• _INSTRUCTION_
Leave out the pictures and copy every record exactly.
......
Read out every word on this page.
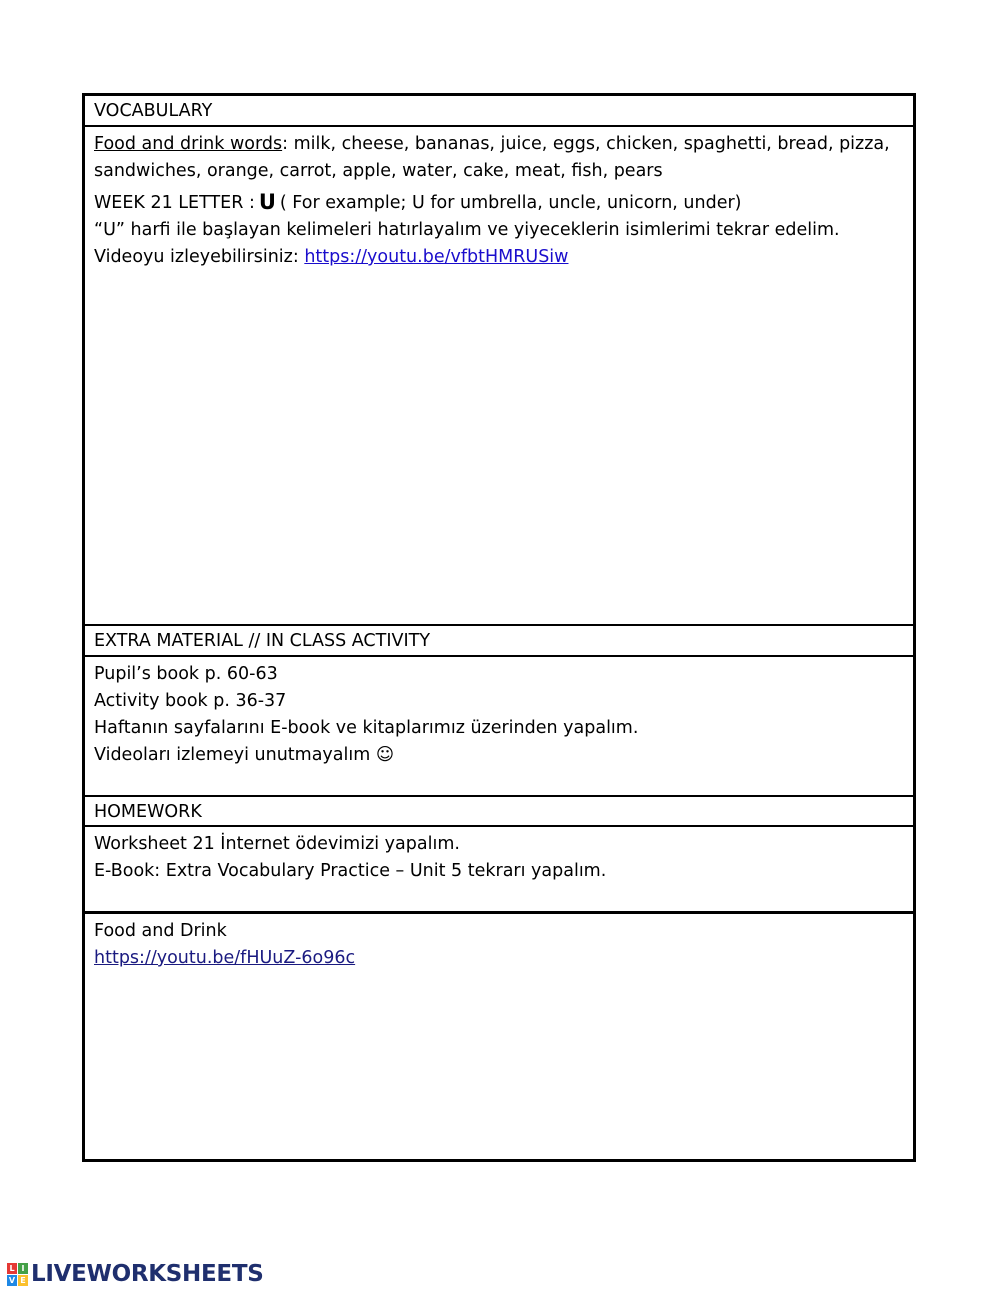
VOCABULARY
Food and drink words: milk, cheese, bananas, juice, eggs, chicken, spaghetti, bread, pizza,
sandwiches, orange, carrot, apple, water, cake, meat, fish, pears
WEEK 21 LETTER : U ( For example; U for umbrella, uncle, unicorn, under)
“U” harfi ile başlayan kelimeleri hatırlayalım ve yiyeceklerin isimlerimi tekrar edelim.
Videoyu izleyebilirsiniz: https://youtu.be/vfbtHMRUSiw
EXTRA MATERIAL // IN CLASS ACTIVITY
Pupil’s book p. 60-63
Activity book p. 36-37
Haftanın sayfalarını E-book ve kitaplarımız üzerinden yapalım.
Videoları izlemeyi unutmayalım ☺
HOMEWORK
Worksheet 21 İnternet ödevimizi yapalım.
E-Book: Extra Vocabulary Practice – Unit 5 tekrarı yapalım.
Food and Drink
https://youtu.be/fHUuZ-6o96c
L I
V E LIVEWORKSHEETS
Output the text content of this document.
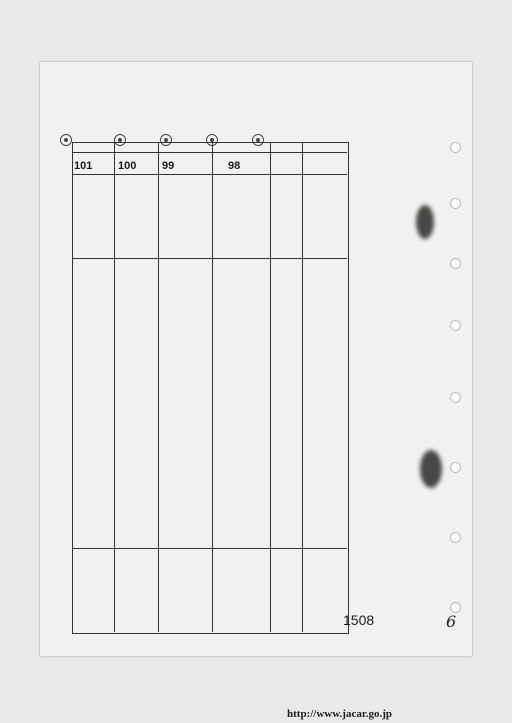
101 100 99	98
1508	6
http://www.jacar.go.jp
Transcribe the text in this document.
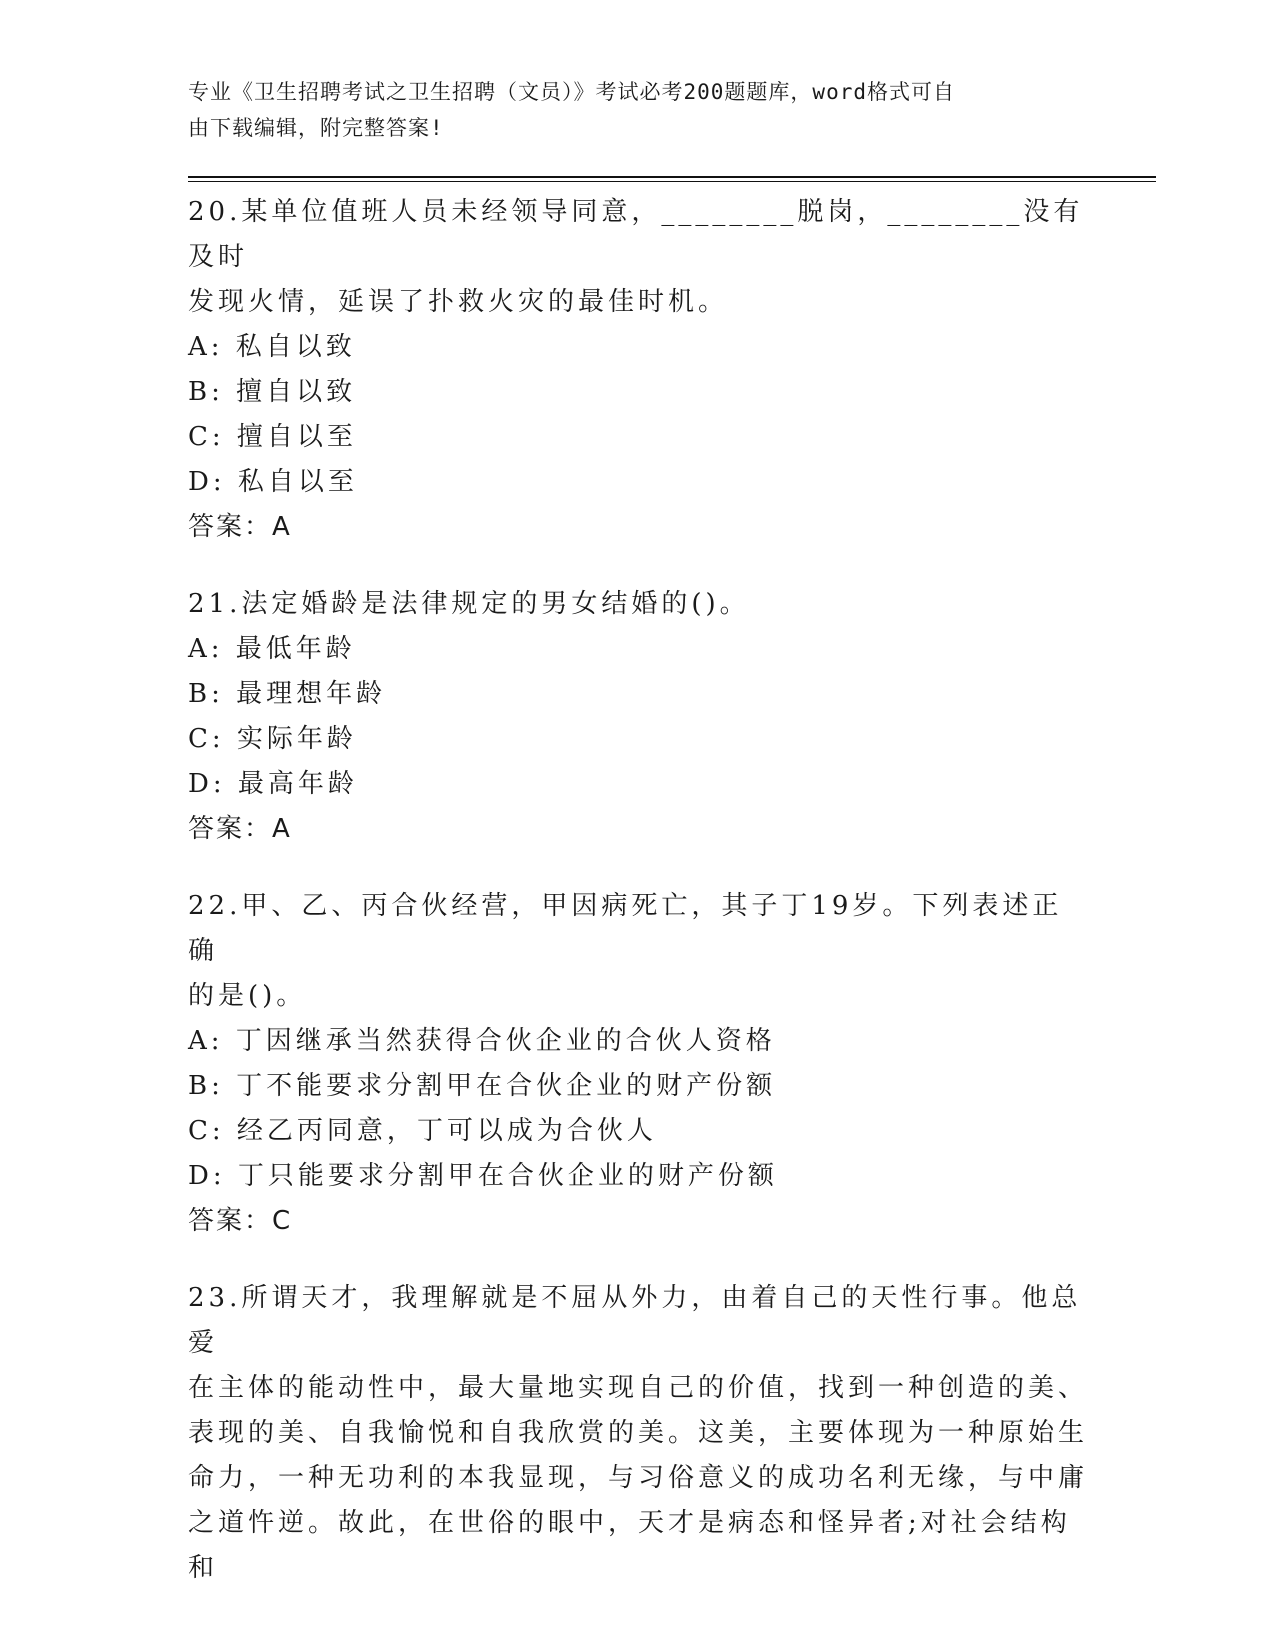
专业《卫生招聘考试之卫生招聘（文员）》考试必考200题题库，word格式可自
由下载编辑，附完整答案!

20.某单位值班人员未经领导同意，________脱岗，________没有及时

发现火情，延误了扑救火灾的最佳时机。

A: 私自以致

B: 擅自以致

C: 擅自以至

D: 私自以至

答案：A

21.法定婚龄是法律规定的男女结婚的()。

A: 最低年龄

B: 最理想年龄

C: 实际年龄

D: 最高年龄

答案：A

22.甲、乙、丙合伙经营，甲因病死亡，其子丁19岁。下列表述正确

的是()。

A: 丁因继承当然获得合伙企业的合伙人资格

B: 丁不能要求分割甲在合伙企业的财产份额

C: 经乙丙同意，丁可以成为合伙人

D: 丁只能要求分割甲在合伙企业的财产份额

答案：C

23.所谓天才，我理解就是不屈从外力，由着自己的天性行事。他总爱

在主体的能动性中，最大量地实现自己的价值，找到一种创造的美、

表现的美、自我愉悦和自我欣赏的美。这美，主要体现为一种原始生

命力，一种无功利的本我显现，与习俗意义的成功名利无缘，与中庸

之道忤逆。故此，在世俗的眼中，天才是病态和怪异者;对社会结构和
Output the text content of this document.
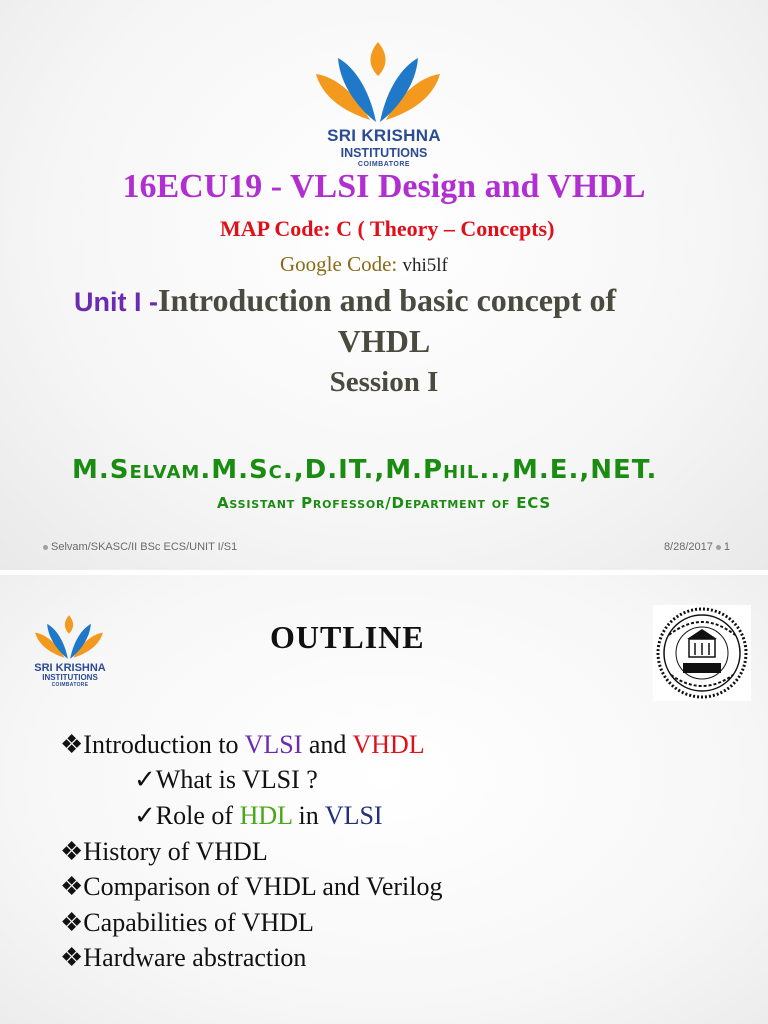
SRI KRISHNA
INSTITUTIONS
COIMBATORE
16ECU19 - VLSI Design and VHDL
MAP Code: C ( Theory – Concepts)
Google Code: vhi5lf
Unit I -Introduction and basic concept of
VHDL
Session I
M.Selvam.M.Sc.,D.IT.,M.Phil..,M.E.,NET.
Assistant Professor/Department of ECS
Selvam/SKASC/II BSc ECS/UNIT I/S1	8/28/2017 1
SRI KRISHNA
INSTITUTIONS
COIMBATORE
OUTLINE
❖Introduction to VLSI and VHDL
✓What is VLSI ?
✓Role of HDL in VLSI
❖History of VHDL
❖Comparison of VHDL and Verilog
❖Capabilities of VHDL
❖Hardware abstraction
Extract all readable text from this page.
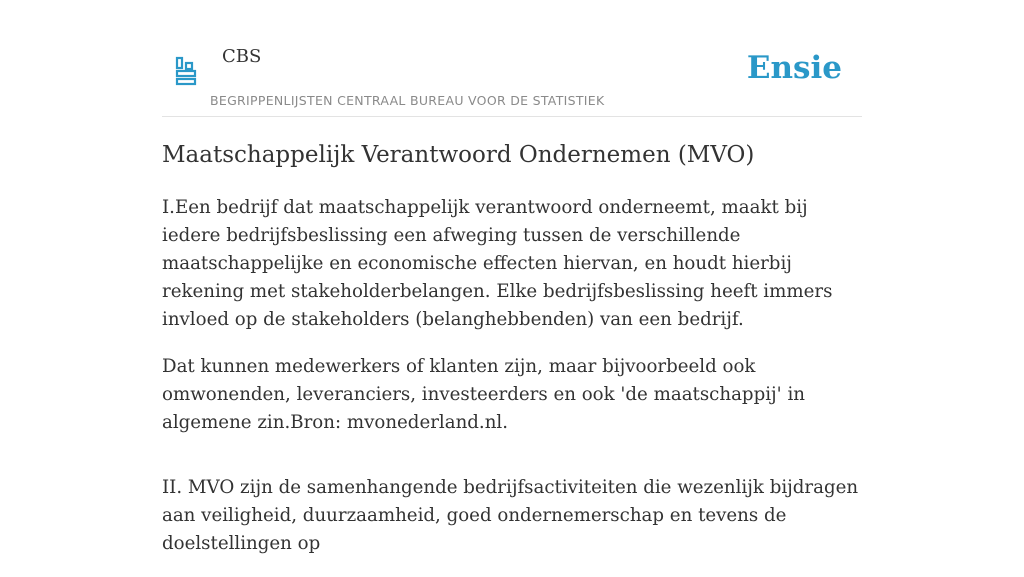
CBS
BEGRIPPENLIJSTEN CENTRAAL BUREAU VOOR DE STATISTIEK
Ensie
Maatschappelijk Verantwoord Ondernemen (MVO)

I.Een bedrijf dat maatschappelijk verantwoord onderneemt, maakt bij iedere bedrijfsbeslissing een afweging tussen de verschillende maatschappelijke en economische effecten hiervan, en houdt hierbij rekening met stakeholderbelangen. Elke bedrijfsbeslissing heeft immers invloed op de stakeholders (belanghebbenden) van een bedrijf.

Dat kunnen medewerkers of klanten zijn, maar bijvoorbeeld ook omwonenden, leveranciers, investeerders en ook 'de maatschappij' in algemene zin.Bron: mvonederland.nl.

II. MVO zijn de samenhangende bedrijfsactiviteiten die wezenlijk bijdragen aan veiligheid, duurzaamheid, goed ondernemerschap en tevens de doelstellingen op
......
• _RESPONSE TO THIS EXERCISE_
Read out every word on this page.
VOCABULARY
Food and drink words: milk, cheese, bananas, juice, eggs, chicken, spaghetti, bread, pizza,
sandwiches, orange, carrot, apple, water, cake, meat, fish, pears
WEEK 21 LETTER : U ( For example; U for umbrella, uncle, unicorn, under)
“U” harfi ile başlayan kelimeleri hatırlayalım ve yiyeceklerin isimlerimi tekrar edelim.
Videoyu izleyebilirsiniz: https://youtu.be/vfbtHMRUSiw
EXTRA MATERIAL // IN CLASS ACTIVITY
Pupil’s book p. 60-63
Activity book p. 36-37
Haftanın sayfalarını E-book ve kitaplarımız üzerinden yapalım.
Videoları izlemeyi unutmayalım ☺
HOMEWORK
Worksheet 21 İnternet ödevimizi yapalım.
E-Book: Extra Vocabulary Practice – Unit 5 tekrarı yapalım.
Food and Drink
https://youtu.be/fHUuZ-6o96c
L I
V E LIVEWORKSHEETS
Output the text content of this document.
101 100 99	98
1508	6
http://www.jacar.go.jp
Transcribe the text in this document.
专业《卫生招聘考试之卫生招聘（文员）》考试必考200题题库，word格式可自
由下载编辑，附完整答案!

20.某单位值班人员未经领导同意，________脱岗，________没有及时

发现火情，延误了扑救火灾的最佳时机。

A: 私自以致

B: 擅自以致

C: 擅自以至

D: 私自以至

答案：A

21.法定婚龄是法律规定的男女结婚的()。

A: 最低年龄

B: 最理想年龄

C: 实际年龄

D: 最高年龄

答案：A

22.甲、乙、丙合伙经营，甲因病死亡，其子丁19岁。下列表述正确

的是()。

A: 丁因继承当然获得合伙企业的合伙人资格

B: 丁不能要求分割甲在合伙企业的财产份额

C: 经乙丙同意，丁可以成为合伙人

D: 丁只能要求分割甲在合伙企业的财产份额

答案：C

23.所谓天才，我理解就是不屈从外力，由着自己的天性行事。他总爱

在主体的能动性中，最大量地实现自己的价值，找到一种创造的美、

表现的美、自我愉悦和自我欣赏的美。这美，主要体现为一种原始生

命力，一种无功利的本我显现，与习俗意义的成功名利无缘，与中庸

之道忤逆。故此，在世俗的眼中，天才是病态和怪异者;对社会结构和
Output the text content of this document.
SRI KRISHNA
INSTITUTIONS
COIMBATORE
16ECU19 - VLSI Design and VHDL
MAP Code: C ( Theory – Concepts)
Google Code: vhi5lf
Unit I -Introduction and basic concept of
VHDL
Session I
M.Selvam.M.Sc.,D.IT.,M.Phil..,M.E.,NET.
Assistant Professor/Department of ECS
Selvam/SKASC/II BSc ECS/UNIT I/S1	8/28/2017 1
SRI KRISHNA
INSTITUTIONS
COIMBATORE
OUTLINE
❖Introduction to VLSI and VHDL
✓What is VLSI ?
✓Role of HDL in VLSI
❖History of VHDL
❖Comparison of VHDL and Verilog
❖Capabilities of VHDL
❖Hardware abstraction
Extract all readable text from this page.
CBS
BEGRIPPENLIJSTEN CENTRAAL BUREAU VOOR DE STATISTIEK
Ensie
Maatschappelijk Verantwoord Ondernemen (MVO)

I.Een bedrijf dat maatschappelijk verantwoord onderneemt, maakt bij iedere bedrijfsbeslissing een afweging tussen de verschillende maatschappelijke en economische effecten hiervan, en houdt hierbij rekening met stakeholderbelangen. Elke bedrijfsbeslissing heeft immers invloed op de stakeholders (belanghebbenden) van een bedrijf.

Dat kunnen medewerkers of klanten zijn, maar bijvoorbeeld ook omwonenden, leveranciers, investeerders en ook 'de maatschappij' in algemene zin.Bron: mvonederland.nl.

II. MVO zijn de samenhangende bedrijfsactiviteiten die wezenlijk bijdragen aan veiligheid, duurzaamheid, goed ondernemerschap en tevens de doelstellingen op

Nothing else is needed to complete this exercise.